* Task to complete: Each entry below should be reproduced character for character.
◆ ◆ ◆ ◆
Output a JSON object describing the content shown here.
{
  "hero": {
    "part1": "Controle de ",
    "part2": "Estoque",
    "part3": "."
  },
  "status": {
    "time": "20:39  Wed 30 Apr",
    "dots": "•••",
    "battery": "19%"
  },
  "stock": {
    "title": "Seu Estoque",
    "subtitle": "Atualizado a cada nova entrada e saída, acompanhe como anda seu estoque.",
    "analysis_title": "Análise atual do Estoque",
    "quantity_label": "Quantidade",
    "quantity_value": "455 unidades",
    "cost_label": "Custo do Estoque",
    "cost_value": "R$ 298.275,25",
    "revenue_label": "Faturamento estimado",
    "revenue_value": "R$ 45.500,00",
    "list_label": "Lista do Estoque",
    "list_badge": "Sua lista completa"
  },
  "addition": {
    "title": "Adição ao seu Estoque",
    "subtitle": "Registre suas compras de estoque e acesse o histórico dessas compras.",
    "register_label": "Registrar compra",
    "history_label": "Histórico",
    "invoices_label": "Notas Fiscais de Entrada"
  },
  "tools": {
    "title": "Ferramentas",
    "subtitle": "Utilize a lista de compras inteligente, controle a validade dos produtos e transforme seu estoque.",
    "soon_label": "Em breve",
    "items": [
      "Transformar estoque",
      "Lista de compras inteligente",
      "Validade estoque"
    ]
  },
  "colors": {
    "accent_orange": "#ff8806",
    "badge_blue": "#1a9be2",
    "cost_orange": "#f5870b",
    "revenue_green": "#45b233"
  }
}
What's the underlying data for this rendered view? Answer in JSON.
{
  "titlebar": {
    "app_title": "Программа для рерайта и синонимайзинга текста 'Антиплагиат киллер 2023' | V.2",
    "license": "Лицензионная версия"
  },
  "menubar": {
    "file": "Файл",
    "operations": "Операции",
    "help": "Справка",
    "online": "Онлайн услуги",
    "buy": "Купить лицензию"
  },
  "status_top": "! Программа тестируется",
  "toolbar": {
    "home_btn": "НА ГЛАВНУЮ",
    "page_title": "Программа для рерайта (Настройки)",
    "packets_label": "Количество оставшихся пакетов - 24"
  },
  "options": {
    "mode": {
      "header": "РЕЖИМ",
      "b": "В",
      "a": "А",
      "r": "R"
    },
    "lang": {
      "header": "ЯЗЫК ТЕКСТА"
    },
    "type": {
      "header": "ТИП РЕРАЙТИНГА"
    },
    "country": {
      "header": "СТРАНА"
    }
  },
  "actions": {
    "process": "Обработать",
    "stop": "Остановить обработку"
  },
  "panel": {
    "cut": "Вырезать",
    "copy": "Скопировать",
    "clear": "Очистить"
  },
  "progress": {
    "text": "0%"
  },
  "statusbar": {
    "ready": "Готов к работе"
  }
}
◆ ◆ ◆ ◆
* Task solution:
Output a JSON object describing the content shown here.
{
  "hero": {
    "part1": "Controle de ",
    "part2": "Estoque",
    "part3": "."
  },
  "status": {
    "time": "20:39  Wed 30 Apr",
    "dots": "•••",
    "battery": "19%"
  },
  "stock": {
    "title": "Seu Estoque",
    "subtitle": "Atualizado a cada nova entrada e saída, acompanhe como anda seu estoque.",
    "analysis_title": "Análise atual do Estoque",
    "quantity_label": "Quantidade",
    "quantity_value": "455 unidades",
    "cost_label": "Custo do Estoque",
    "cost_value": "R$ 298.275,25",
    "revenue_label": "Faturamento estimado",
    "revenue_value": "R$ 45.500,00",
    "list_label": "Lista do Estoque",
    "list_badge": "Sua lista completa"
  },
  "addition": {
    "title": "Adição ao seu Estoque",
    "subtitle": "Registre suas compras de estoque e acesse o histórico dessas compras.",
    "register_label": "Registrar compra",
    "history_label": "Histórico",
    "invoices_label": "Notas Fiscais de Entrada"
  },
  "tools": {
    "title": "Ferramentas",
    "subtitle": "Utilize a lista de compras inteligente, controle a validade dos produtos e transforme seu estoque.",
    "soon_label": "Em breve",
    "items": [
      "Transformar estoque",
      "Lista de compras inteligente",
      "Validade estoque"
    ]
  },
  "colors": {
    "accent_orange": "#ff8806",
    "badge_blue": "#1a9be2",
    "cost_orange": "#f5870b",
    "revenue_green": "#45b233"
  }
}
What's the underlying data for this rendered view? Answer in JSON.
{
  "titlebar": {
    "app_title": "Программа для рерайта и синонимайзинга текста 'Антиплагиат киллер 2023' | V.2",
    "license": "Лицензионная версия"
  },
  "menubar": {
    "file": "Файл",
    "operations": "Операции",
    "help": "Справка",
    "online": "Онлайн услуги",
    "buy": "Купить лицензию"
  },
  "status_top": "! Программа тестируется",
  "toolbar": {
    "home_btn": "НА ГЛАВНУЮ",
    "page_title": "Программа для рерайта (Настройки)",
    "packets_label": "Количество оставшихся пакетов - 24"
  },
  "options": {
    "mode": {
      "header": "РЕЖИМ",
      "b": "В",
      "a": "А",
      "r": "R"
    },
    "lang": {
      "header": "ЯЗЫК ТЕКСТА"
    },
    "type": {
      "header": "ТИП РЕРАЙТИНГА"
    },
    "country": {
      "header": "СТРАНА"
    }
  },
  "actions": {
    "process": "Обработать",
    "stop": "Остановить обработку"
  },
  "panel": {
    "cut": "Вырезать",
    "copy": "Скопировать",
    "clear": "Очистить"
  },
  "progress": {
    "text": "0%"
  },
  "statusbar": {
    "ready": "Готов к работе"
  }
}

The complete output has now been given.